··· Supplied entries ···

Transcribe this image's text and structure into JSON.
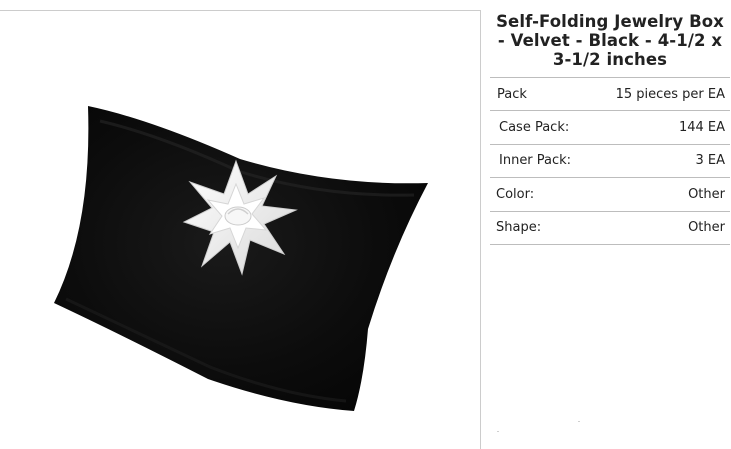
{
  "product": {
    "title": "Self-Folding Jewelry Box - Velvet - Black - 4-1/2 x 3-1/2 inches",
    "image": {
      "description_icon": "black-velvet-pillow-box-with-white-bow-icon"
    },
    "specs": [
      {
        "label": "Pack",
        "value": "15 pieces per EA"
      },
      {
        "label": "Case Pack:",
        "value": "144 EA"
      },
      {
        "label": "Inner Pack:",
        "value": "3 EA"
      },
      {
        "label": "Color:",
        "value": "Other"
      },
      {
        "label": "Shape:",
        "value": "Other"
      }
    ]
  },
  "colors": {
    "box": "#0b0b0b",
    "bow": "#f4f4f4",
    "divider": "#bdbdbd"
  }
}
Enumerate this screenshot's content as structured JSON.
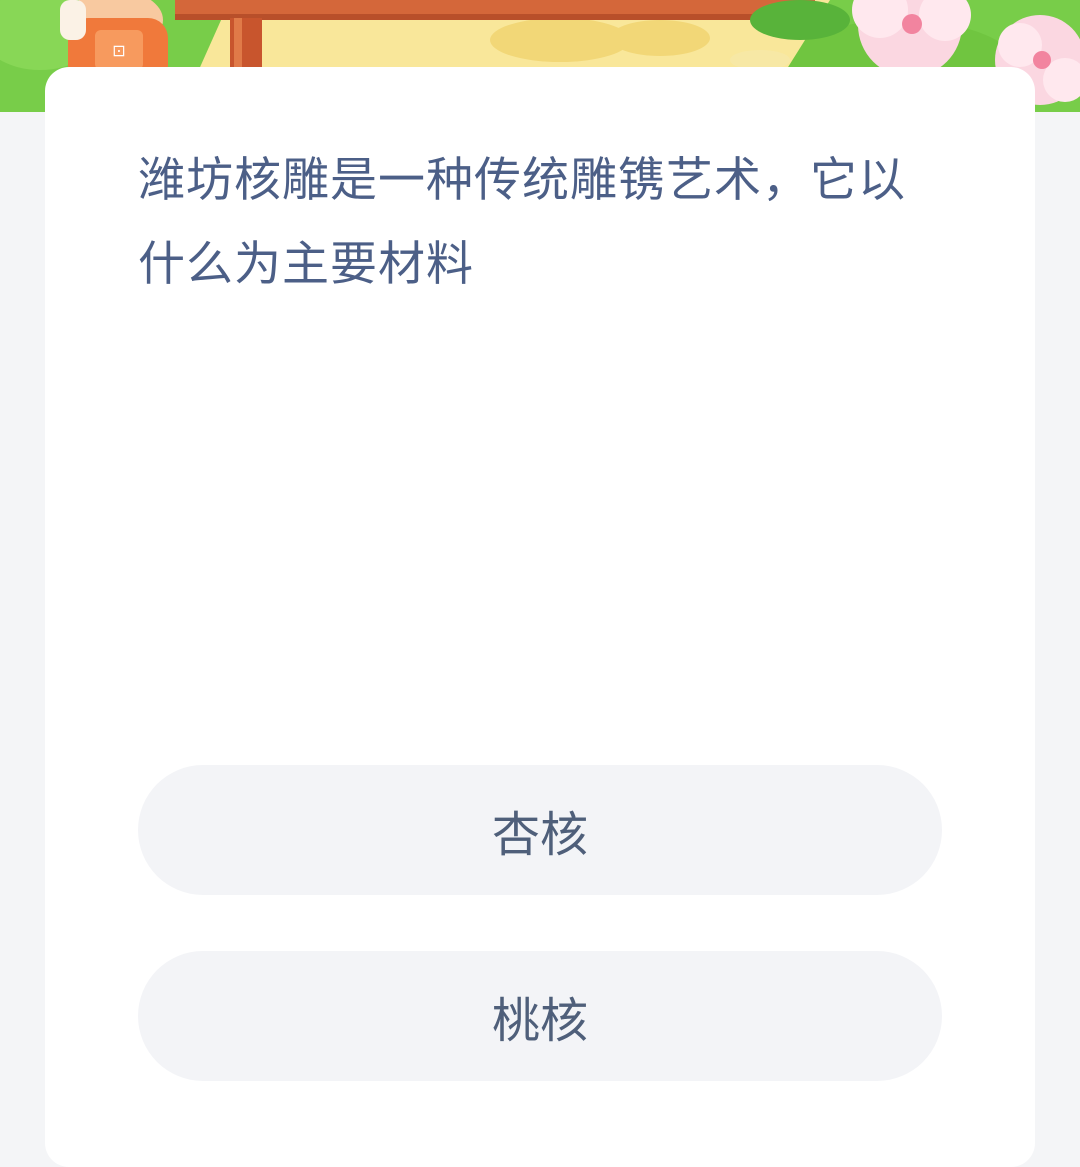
{
  "question": {
    "text": "潍坊核雕是一种传统雕镌艺术，它以什么为主要材料"
  },
  "options": [
    {
      "label": "杏核"
    },
    {
      "label": "桃核"
    }
  ],
  "colors": {
    "page_bg": "#f4f5f7",
    "card_bg": "#ffffff",
    "question_text": "#4c5f87",
    "option_bg": "#f3f4f7",
    "option_text": "#4f5f7a"
  }
}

···

- [Task goal]
Omit each picture, then return all of the listing exactly as it stands.

- [Expected output]
Transcribe this image's text and structure into JSON.
{
  "product": {
    "title": "Self-Folding Jewelry Box - Velvet - Black - 4-1/2 x 3-1/2 inches",
    "image": {
      "description_icon": "black-velvet-pillow-box-with-white-bow-icon"
    },
    "specs": [
      {
        "label": "Pack",
        "value": "15 pieces per EA"
      },
      {
        "label": "Case Pack:",
        "value": "144 EA"
      },
      {
        "label": "Inner Pack:",
        "value": "3 EA"
      },
      {
        "label": "Color:",
        "value": "Other"
      },
      {
        "label": "Shape:",
        "value": "Other"
      }
    ]
  },
  "colors": {
    "box": "#0b0b0b",
    "bow": "#f4f4f4",
    "divider": "#bdbdbd"
  }
}
Enumerate this screenshot's content as structured JSON.
{
  "question": {
    "text": "潍坊核雕是一种传统雕镌艺术，它以什么为主要材料"
  },
  "options": [
    {
      "label": "杏核"
    },
    {
      "label": "桃核"
    }
  ],
  "colors": {
    "page_bg": "#f4f5f7",
    "card_bg": "#ffffff",
    "question_text": "#4c5f87",
    "option_bg": "#f3f4f7",
    "option_text": "#4f5f7a"
  }
}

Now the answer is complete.